What you are asked to do: Pull every line of the entries that has the word "Estudiante".

Data entries:
....

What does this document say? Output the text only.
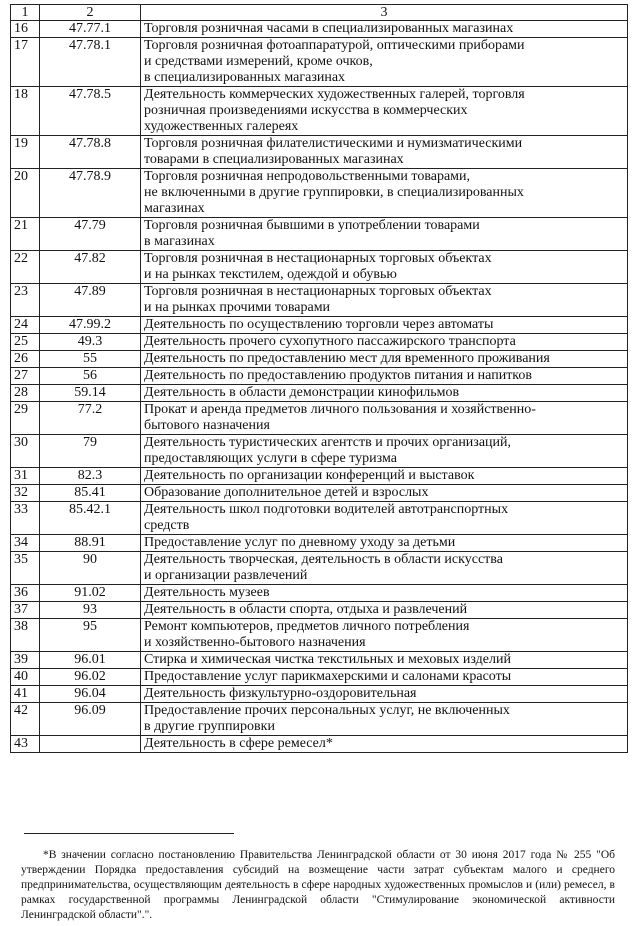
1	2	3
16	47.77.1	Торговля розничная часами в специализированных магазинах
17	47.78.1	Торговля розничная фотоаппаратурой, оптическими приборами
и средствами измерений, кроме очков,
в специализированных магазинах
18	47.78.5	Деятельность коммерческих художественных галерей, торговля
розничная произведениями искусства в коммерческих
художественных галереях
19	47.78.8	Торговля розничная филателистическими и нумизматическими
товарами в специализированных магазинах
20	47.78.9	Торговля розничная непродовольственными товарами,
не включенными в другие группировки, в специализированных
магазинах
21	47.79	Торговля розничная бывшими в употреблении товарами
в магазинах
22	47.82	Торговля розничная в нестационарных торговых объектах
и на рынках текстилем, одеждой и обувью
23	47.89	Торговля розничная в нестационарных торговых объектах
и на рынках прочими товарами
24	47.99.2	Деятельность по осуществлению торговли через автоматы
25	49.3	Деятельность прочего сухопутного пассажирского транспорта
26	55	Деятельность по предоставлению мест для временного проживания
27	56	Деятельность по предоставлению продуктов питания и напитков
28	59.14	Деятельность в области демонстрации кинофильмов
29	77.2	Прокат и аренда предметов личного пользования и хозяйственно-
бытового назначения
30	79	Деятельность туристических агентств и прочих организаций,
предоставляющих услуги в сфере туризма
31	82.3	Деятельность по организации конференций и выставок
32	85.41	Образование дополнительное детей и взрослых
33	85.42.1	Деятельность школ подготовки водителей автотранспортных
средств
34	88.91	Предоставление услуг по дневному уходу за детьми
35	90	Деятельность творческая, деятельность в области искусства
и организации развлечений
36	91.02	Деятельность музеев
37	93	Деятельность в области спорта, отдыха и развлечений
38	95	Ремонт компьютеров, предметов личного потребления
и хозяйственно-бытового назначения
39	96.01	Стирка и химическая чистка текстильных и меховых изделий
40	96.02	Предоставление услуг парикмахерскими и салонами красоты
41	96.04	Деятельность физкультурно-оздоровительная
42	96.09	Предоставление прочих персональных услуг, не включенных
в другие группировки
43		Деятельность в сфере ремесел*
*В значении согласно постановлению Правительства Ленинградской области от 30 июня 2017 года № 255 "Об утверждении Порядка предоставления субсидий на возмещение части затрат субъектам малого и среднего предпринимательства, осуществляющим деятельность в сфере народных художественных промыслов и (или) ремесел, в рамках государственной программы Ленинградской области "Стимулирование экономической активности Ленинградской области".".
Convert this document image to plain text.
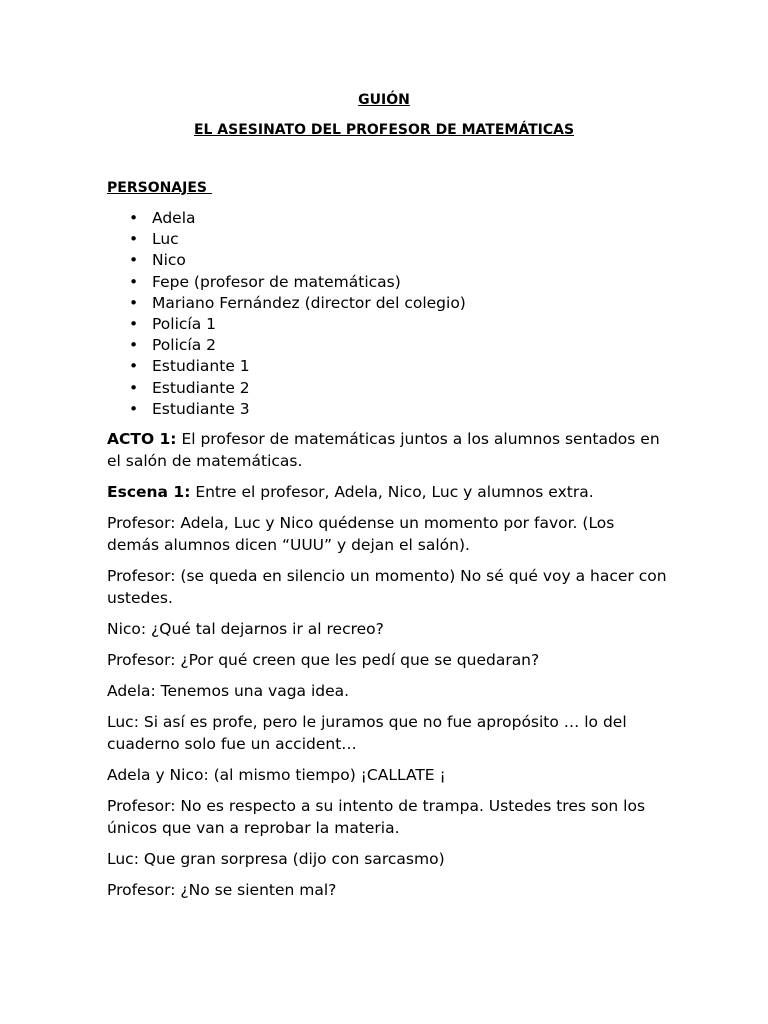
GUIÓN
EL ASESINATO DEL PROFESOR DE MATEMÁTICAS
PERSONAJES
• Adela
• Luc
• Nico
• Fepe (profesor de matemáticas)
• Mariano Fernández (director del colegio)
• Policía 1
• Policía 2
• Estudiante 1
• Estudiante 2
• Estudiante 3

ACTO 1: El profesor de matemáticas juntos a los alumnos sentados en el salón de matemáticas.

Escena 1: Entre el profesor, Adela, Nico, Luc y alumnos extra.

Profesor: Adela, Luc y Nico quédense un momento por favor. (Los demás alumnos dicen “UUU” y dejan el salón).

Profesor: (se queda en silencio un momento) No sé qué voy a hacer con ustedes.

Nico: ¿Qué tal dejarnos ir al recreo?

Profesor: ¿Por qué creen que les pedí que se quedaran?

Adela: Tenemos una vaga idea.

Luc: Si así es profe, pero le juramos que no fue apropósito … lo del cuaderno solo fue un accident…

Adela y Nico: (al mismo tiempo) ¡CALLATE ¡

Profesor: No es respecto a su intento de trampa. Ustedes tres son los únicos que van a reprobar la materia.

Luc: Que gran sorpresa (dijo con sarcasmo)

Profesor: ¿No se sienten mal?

....

Solution:
• Estudiante 1
• Estudiante 2
• Estudiante 3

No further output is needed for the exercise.